Passage shown |
PDA

View Full Version : Power delivery issues and poor fuel economy



Chris GTO TT
09-11-2010, 02:53 PM
My Car has been doing this for about as long as I've owned it. The low RPM power delivery seems very poor and not linear to me. Between 2000 and 2750 rpm the car seems to load up and be very sluggish to respond to throttle inputs. I also seem to get a bit of a vibration in that RPM range as i accelerate through them. I've logged that rpm range and nothing seems out of the ordinary, no knock, timing looks fine (can't recall the numbers) etc.

Also along with this issue I've never had very good fuel mileage. The best I've ever recorded is 22mpg with it being mostly highway. Normally I average about 18-19mpg.

I've checked the timing belt and all timing marks line up.

DocWalt
09-11-2010, 02:56 PM
Have you verified that the O2 sensors are behaving properly? Just recently, my rear O2 stopped doing full cycles and the ECU leaned the trims out nearly all the way and made the car drive exactly like you're saying. Sluggish in that range, and fine everywhere else.

Chris GTO TT
09-11-2010, 02:59 PM
I suppose it couldn't hurt to replace both O2 sensors, but iirc they do cycle properly

Who sells plug and play O2's?

DocWalt
09-11-2010, 03:00 PM
FWIW, mine looked like they cycled properly, but didn't. Hard to explain, lol.

Advance Auto does, if you want locally. I just recently bought some from Rock Auto, super cheap.

TooFast4Radar
09-11-2010, 03:04 PM
I always go to OEM on those sensors. They might cost a little more, but you know they are right and they're plug-n-play.

DocWalt
09-11-2010, 03:08 PM
Rock Auto sells the OEM sensors, which is why I went with them the second time around. Advance sells Bosch. Both plug and play.

Extracted records
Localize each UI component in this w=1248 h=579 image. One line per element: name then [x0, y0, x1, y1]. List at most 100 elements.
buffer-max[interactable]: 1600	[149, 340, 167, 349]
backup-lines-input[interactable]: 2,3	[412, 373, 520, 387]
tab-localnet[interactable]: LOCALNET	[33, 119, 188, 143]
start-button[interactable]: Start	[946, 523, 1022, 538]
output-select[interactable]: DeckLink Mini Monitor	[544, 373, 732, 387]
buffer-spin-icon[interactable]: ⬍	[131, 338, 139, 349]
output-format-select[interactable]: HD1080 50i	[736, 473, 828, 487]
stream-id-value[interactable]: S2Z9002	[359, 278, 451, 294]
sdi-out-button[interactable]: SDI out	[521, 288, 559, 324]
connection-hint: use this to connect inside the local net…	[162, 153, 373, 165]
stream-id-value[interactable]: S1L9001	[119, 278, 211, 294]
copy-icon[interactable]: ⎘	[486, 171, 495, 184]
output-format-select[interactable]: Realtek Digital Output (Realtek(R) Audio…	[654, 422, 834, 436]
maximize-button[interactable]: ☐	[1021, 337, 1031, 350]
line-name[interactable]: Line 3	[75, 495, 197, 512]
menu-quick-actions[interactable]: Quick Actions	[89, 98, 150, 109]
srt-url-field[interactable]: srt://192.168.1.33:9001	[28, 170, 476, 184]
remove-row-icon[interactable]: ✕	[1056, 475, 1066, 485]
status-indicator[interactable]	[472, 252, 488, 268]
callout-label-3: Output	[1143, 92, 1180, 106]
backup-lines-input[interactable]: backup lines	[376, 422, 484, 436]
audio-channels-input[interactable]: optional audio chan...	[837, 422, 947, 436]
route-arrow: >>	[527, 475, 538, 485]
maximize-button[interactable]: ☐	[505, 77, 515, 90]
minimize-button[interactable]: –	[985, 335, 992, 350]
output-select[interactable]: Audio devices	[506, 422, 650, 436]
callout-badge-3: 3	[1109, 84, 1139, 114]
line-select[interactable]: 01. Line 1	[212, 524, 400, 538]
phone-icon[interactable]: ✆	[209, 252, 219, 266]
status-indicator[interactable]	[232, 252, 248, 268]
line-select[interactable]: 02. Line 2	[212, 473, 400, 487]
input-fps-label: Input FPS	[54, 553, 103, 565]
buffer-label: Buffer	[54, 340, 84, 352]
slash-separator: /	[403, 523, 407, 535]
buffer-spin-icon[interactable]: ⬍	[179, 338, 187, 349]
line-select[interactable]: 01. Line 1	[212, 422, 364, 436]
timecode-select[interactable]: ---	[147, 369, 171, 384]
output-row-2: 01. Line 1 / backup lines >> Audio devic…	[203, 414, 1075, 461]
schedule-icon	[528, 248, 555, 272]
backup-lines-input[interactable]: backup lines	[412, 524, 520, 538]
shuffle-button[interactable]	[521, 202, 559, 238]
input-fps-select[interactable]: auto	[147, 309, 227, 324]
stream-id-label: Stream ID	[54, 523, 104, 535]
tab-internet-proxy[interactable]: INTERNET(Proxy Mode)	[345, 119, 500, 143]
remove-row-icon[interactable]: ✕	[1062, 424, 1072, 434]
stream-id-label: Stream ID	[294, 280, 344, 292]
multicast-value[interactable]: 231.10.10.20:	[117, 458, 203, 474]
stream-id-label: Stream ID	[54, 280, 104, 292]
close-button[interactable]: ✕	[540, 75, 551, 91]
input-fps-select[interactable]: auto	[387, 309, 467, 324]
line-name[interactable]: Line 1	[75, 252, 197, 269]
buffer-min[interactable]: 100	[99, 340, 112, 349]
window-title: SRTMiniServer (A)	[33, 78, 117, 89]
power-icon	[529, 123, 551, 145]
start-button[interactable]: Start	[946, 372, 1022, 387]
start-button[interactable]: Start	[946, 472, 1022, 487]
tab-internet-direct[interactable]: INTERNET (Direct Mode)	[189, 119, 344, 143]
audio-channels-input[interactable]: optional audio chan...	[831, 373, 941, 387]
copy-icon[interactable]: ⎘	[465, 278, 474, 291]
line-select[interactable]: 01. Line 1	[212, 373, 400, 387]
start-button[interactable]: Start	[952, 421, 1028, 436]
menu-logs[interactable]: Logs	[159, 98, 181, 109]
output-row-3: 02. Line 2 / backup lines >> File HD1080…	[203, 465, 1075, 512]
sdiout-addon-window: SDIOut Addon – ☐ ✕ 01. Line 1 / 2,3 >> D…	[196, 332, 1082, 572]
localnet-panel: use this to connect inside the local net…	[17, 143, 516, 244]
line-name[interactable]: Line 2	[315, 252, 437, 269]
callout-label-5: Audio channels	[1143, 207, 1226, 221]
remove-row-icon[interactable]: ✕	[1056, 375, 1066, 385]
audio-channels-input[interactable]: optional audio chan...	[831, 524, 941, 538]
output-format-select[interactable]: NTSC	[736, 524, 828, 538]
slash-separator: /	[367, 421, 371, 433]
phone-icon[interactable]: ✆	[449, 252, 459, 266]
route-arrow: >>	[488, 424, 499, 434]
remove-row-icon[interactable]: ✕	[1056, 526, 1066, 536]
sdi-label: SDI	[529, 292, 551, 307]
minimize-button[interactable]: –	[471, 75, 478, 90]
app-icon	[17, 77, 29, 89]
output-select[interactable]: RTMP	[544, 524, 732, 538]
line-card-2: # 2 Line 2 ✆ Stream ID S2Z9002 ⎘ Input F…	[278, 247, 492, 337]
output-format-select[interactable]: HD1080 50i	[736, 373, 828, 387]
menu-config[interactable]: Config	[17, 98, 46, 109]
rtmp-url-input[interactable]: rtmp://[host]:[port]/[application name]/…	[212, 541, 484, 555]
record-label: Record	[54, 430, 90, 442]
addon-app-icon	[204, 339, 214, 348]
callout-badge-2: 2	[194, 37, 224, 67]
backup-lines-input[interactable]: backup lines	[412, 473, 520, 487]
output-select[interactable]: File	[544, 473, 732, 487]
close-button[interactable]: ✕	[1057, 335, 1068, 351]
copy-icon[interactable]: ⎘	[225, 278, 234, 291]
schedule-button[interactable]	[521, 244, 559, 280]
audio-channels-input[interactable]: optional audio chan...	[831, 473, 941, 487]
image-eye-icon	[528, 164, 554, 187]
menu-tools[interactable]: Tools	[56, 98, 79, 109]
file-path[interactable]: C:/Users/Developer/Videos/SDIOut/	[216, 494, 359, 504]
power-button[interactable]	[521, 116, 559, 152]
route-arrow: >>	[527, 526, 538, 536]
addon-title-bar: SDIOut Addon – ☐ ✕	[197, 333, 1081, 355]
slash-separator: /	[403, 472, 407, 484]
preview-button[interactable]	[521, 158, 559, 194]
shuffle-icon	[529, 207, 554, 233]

Problem to work on |
In the forum thread, what is the best fuel mileage Chris GTO TT reports ever recording? You won't need the listing.

Response box |
22 mpg, with mostly highway driving.